**Data excerpts**
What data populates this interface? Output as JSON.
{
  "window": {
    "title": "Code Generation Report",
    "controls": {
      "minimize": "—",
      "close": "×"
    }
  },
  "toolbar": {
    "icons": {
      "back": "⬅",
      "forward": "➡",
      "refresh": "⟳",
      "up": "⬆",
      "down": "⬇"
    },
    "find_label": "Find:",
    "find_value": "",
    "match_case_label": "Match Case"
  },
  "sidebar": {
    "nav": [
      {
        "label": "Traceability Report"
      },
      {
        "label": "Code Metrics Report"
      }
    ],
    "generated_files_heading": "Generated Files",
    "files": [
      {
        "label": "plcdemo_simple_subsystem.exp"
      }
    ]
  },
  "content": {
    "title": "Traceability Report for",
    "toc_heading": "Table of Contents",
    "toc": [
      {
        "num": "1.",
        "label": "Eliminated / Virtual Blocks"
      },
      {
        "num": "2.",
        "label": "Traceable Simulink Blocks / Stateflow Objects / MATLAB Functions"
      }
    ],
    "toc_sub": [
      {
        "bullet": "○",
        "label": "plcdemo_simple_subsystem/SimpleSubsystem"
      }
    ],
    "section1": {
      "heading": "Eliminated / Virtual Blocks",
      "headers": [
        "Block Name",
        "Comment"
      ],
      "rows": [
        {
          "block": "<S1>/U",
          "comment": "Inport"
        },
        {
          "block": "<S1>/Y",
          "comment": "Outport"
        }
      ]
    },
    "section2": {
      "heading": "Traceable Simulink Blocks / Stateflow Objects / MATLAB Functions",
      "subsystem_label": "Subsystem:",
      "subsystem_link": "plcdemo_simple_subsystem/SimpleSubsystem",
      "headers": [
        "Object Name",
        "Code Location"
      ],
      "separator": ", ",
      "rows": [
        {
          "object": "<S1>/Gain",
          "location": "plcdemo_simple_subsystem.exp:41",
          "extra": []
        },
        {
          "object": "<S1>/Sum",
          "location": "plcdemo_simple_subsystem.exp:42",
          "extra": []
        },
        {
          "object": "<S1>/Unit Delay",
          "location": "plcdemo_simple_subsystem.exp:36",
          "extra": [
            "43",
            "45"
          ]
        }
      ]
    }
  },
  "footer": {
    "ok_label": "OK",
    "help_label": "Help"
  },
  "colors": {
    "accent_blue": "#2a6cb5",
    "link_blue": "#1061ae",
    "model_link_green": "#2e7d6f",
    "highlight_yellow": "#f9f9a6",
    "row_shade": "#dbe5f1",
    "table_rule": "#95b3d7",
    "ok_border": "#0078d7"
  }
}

**WHAT IS EXPECTED**
Every entry above needs to be quoted exactly.

**FULL SOLUTION**
What data populates this interface? Output as JSON.
{
  "window": {
    "title": "Code Generation Report",
    "controls": {
      "minimize": "—",
      "close": "×"
    }
  },
  "toolbar": {
    "icons": {
      "back": "⬅",
      "forward": "➡",
      "refresh": "⟳",
      "up": "⬆",
      "down": "⬇"
    },
    "find_label": "Find:",
    "find_value": "",
    "match_case_label": "Match Case"
  },
  "sidebar": {
    "nav": [
      {
        "label": "Traceability Report"
      },
      {
        "label": "Code Metrics Report"
      }
    ],
    "generated_files_heading": "Generated Files",
    "files": [
      {
        "label": "plcdemo_simple_subsystem.exp"
      }
    ]
  },
  "content": {
    "title": "Traceability Report for",
    "toc_heading": "Table of Contents",
    "toc": [
      {
        "num": "1.",
        "label": "Eliminated / Virtual Blocks"
      },
      {
        "num": "2.",
        "label": "Traceable Simulink Blocks / Stateflow Objects / MATLAB Functions"
      }
    ],
    "toc_sub": [
      {
        "bullet": "○",
        "label": "plcdemo_simple_subsystem/SimpleSubsystem"
      }
    ],
    "section1": {
      "heading": "Eliminated / Virtual Blocks",
      "headers": [
        "Block Name",
        "Comment"
      ],
      "rows": [
        {
          "block": "<S1>/U",
          "comment": "Inport"
        },
        {
          "block": "<S1>/Y",
          "comment": "Outport"
        }
      ]
    },
    "section2": {
      "heading": "Traceable Simulink Blocks / Stateflow Objects / MATLAB Functions",
      "subsystem_label": "Subsystem:",
      "subsystem_link": "plcdemo_simple_subsystem/SimpleSubsystem",
      "headers": [
        "Object Name",
        "Code Location"
      ],
      "separator": ", ",
      "rows": [
        {
          "object": "<S1>/Gain",
          "location": "plcdemo_simple_subsystem.exp:41",
          "extra": []
        },
        {
          "object": "<S1>/Sum",
          "location": "plcdemo_simple_subsystem.exp:42",
          "extra": []
        },
        {
          "object": "<S1>/Unit Delay",
          "location": "plcdemo_simple_subsystem.exp:36",
          "extra": [
            "43",
            "45"
          ]
        }
      ]
    }
  },
  "footer": {
    "ok_label": "OK",
    "help_label": "Help"
  },
  "colors": {
    "accent_blue": "#2a6cb5",
    "link_blue": "#1061ae",
    "model_link_green": "#2e7d6f",
    "highlight_yellow": "#f9f9a6",
    "row_shade": "#dbe5f1",
    "table_rule": "#95b3d7",
    "ok_border": "#0078d7"
  }
}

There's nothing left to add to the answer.